Rows from a figure dataset
** BEGIN **

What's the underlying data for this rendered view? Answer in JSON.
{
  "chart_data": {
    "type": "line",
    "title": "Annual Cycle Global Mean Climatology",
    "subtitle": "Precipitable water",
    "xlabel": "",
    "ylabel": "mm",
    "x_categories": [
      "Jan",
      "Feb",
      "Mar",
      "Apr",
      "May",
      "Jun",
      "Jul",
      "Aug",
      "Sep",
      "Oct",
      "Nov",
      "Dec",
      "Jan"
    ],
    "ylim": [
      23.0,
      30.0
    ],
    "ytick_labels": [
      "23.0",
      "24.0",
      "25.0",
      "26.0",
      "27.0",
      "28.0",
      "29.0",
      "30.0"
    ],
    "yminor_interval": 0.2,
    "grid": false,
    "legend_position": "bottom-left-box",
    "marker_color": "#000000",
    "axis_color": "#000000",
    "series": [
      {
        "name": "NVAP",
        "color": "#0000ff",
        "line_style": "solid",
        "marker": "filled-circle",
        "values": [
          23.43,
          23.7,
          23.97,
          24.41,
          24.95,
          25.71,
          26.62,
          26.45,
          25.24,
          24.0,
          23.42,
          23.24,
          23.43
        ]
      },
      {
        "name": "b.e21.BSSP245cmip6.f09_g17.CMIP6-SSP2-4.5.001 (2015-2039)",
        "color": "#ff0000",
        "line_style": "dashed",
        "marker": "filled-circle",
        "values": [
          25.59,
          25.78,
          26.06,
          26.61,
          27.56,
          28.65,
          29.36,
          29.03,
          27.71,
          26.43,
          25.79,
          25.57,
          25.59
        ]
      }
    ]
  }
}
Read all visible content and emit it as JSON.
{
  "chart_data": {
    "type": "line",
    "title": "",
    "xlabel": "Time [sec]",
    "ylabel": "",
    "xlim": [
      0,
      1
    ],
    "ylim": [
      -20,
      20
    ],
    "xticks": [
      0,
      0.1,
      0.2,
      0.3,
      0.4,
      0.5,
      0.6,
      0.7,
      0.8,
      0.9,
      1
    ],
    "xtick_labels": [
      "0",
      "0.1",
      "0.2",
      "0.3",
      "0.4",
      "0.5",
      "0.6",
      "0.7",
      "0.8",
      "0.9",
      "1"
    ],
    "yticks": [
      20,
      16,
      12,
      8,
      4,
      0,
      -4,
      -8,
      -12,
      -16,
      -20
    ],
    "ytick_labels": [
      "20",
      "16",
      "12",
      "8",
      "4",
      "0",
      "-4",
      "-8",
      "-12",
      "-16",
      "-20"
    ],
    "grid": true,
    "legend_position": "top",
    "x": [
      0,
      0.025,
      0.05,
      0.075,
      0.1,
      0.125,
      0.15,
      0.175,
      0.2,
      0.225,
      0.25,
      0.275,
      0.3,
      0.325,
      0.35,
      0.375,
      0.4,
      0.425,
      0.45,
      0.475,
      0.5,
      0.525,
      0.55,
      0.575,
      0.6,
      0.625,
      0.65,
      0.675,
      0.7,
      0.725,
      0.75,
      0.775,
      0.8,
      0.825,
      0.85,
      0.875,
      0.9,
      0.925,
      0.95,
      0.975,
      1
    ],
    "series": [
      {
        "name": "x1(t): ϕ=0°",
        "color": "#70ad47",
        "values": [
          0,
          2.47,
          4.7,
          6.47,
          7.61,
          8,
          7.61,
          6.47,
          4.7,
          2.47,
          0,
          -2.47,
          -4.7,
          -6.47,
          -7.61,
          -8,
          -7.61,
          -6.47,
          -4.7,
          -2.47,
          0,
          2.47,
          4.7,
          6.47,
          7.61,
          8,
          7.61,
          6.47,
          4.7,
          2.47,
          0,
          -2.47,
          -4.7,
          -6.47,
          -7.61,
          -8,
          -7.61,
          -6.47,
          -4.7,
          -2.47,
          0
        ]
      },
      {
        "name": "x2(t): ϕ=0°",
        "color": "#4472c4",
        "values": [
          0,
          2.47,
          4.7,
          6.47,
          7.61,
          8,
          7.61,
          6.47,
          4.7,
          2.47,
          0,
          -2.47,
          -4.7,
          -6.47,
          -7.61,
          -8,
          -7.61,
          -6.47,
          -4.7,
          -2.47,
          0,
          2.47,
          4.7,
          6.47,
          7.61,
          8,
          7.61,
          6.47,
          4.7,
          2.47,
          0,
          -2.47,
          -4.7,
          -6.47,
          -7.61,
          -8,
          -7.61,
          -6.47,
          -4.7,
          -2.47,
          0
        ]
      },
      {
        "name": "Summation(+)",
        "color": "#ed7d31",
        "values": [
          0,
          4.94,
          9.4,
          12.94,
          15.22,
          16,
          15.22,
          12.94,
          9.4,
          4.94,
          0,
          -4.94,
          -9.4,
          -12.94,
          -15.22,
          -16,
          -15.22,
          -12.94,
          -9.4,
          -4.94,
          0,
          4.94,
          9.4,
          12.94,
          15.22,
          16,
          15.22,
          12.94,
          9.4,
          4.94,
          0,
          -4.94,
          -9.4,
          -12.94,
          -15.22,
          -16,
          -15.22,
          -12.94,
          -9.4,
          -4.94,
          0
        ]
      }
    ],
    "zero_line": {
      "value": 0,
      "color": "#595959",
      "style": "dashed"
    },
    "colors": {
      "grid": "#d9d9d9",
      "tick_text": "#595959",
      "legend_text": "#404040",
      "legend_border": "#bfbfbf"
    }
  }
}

** END **

DO THIS
Return every entry verbatim.

EXERCISE ANSWER
What's the underlying data for this rendered view? Answer in JSON.
{
  "chart_data": {
    "type": "line",
    "title": "Annual Cycle Global Mean Climatology",
    "subtitle": "Precipitable water",
    "xlabel": "",
    "ylabel": "mm",
    "x_categories": [
      "Jan",
      "Feb",
      "Mar",
      "Apr",
      "May",
      "Jun",
      "Jul",
      "Aug",
      "Sep",
      "Oct",
      "Nov",
      "Dec",
      "Jan"
    ],
    "ylim": [
      23.0,
      30.0
    ],
    "ytick_labels": [
      "23.0",
      "24.0",
      "25.0",
      "26.0",
      "27.0",
      "28.0",
      "29.0",
      "30.0"
    ],
    "yminor_interval": 0.2,
    "grid": false,
    "legend_position": "bottom-left-box",
    "marker_color": "#000000",
    "axis_color": "#000000",
    "series": [
      {
        "name": "NVAP",
        "color": "#0000ff",
        "line_style": "solid",
        "marker": "filled-circle",
        "values": [
          23.43,
          23.7,
          23.97,
          24.41,
          24.95,
          25.71,
          26.62,
          26.45,
          25.24,
          24.0,
          23.42,
          23.24,
          23.43
        ]
      },
      {
        "name": "b.e21.BSSP245cmip6.f09_g17.CMIP6-SSP2-4.5.001 (2015-2039)",
        "color": "#ff0000",
        "line_style": "dashed",
        "marker": "filled-circle",
        "values": [
          25.59,
          25.78,
          26.06,
          26.61,
          27.56,
          28.65,
          29.36,
          29.03,
          27.71,
          26.43,
          25.79,
          25.57,
          25.59
        ]
      }
    ]
  }
}
Read all visible content and emit it as JSON.
{
  "chart_data": {
    "type": "line",
    "title": "",
    "xlabel": "Time [sec]",
    "ylabel": "",
    "xlim": [
      0,
      1
    ],
    "ylim": [
      -20,
      20
    ],
    "xticks": [
      0,
      0.1,
      0.2,
      0.3,
      0.4,
      0.5,
      0.6,
      0.7,
      0.8,
      0.9,
      1
    ],
    "xtick_labels": [
      "0",
      "0.1",
      "0.2",
      "0.3",
      "0.4",
      "0.5",
      "0.6",
      "0.7",
      "0.8",
      "0.9",
      "1"
    ],
    "yticks": [
      20,
      16,
      12,
      8,
      4,
      0,
      -4,
      -8,
      -12,
      -16,
      -20
    ],
    "ytick_labels": [
      "20",
      "16",
      "12",
      "8",
      "4",
      "0",
      "-4",
      "-8",
      "-12",
      "-16",
      "-20"
    ],
    "grid": true,
    "legend_position": "top",
    "x": [
      0,
      0.025,
      0.05,
      0.075,
      0.1,
      0.125,
      0.15,
      0.175,
      0.2,
      0.225,
      0.25,
      0.275,
      0.3,
      0.325,
      0.35,
      0.375,
      0.4,
      0.425,
      0.45,
      0.475,
      0.5,
      0.525,
      0.55,
      0.575,
      0.6,
      0.625,
      0.65,
      0.675,
      0.7,
      0.725,
      0.75,
      0.775,
      0.8,
      0.825,
      0.85,
      0.875,
      0.9,
      0.925,
      0.95,
      0.975,
      1
    ],
    "series": [
      {
        "name": "x1(t): ϕ=0°",
        "color": "#70ad47",
        "values": [
          0,
          2.47,
          4.7,
          6.47,
          7.61,
          8,
          7.61,
          6.47,
          4.7,
          2.47,
          0,
          -2.47,
          -4.7,
          -6.47,
          -7.61,
          -8,
          -7.61,
          -6.47,
          -4.7,
          -2.47,
          0,
          2.47,
          4.7,
          6.47,
          7.61,
          8,
          7.61,
          6.47,
          4.7,
          2.47,
          0,
          -2.47,
          -4.7,
          -6.47,
          -7.61,
          -8,
          -7.61,
          -6.47,
          -4.7,
          -2.47,
          0
        ]
      },
      {
        "name": "x2(t): ϕ=0°",
        "color": "#4472c4",
        "values": [
          0,
          2.47,
          4.7,
          6.47,
          7.61,
          8,
          7.61,
          6.47,
          4.7,
          2.47,
          0,
          -2.47,
          -4.7,
          -6.47,
          -7.61,
          -8,
          -7.61,
          -6.47,
          -4.7,
          -2.47,
          0,
          2.47,
          4.7,
          6.47,
          7.61,
          8,
          7.61,
          6.47,
          4.7,
          2.47,
          0,
          -2.47,
          -4.7,
          -6.47,
          -7.61,
          -8,
          -7.61,
          -6.47,
          -4.7,
          -2.47,
          0
        ]
      },
      {
        "name": "Summation(+)",
        "color": "#ed7d31",
        "values": [
          0,
          4.94,
          9.4,
          12.94,
          15.22,
          16,
          15.22,
          12.94,
          9.4,
          4.94,
          0,
          -4.94,
          -9.4,
          -12.94,
          -15.22,
          -16,
          -15.22,
          -12.94,
          -9.4,
          -4.94,
          0,
          4.94,
          9.4,
          12.94,
          15.22,
          16,
          15.22,
          12.94,
          9.4,
          4.94,
          0,
          -4.94,
          -9.4,
          -12.94,
          -15.22,
          -16,
          -15.22,
          -12.94,
          -9.4,
          -4.94,
          0
        ]
      }
    ],
    "zero_line": {
      "value": 0,
      "color": "#595959",
      "style": "dashed"
    },
    "colors": {
      "grid": "#d9d9d9",
      "tick_text": "#595959",
      "legend_text": "#404040",
      "legend_border": "#bfbfbf"
    }
  }
}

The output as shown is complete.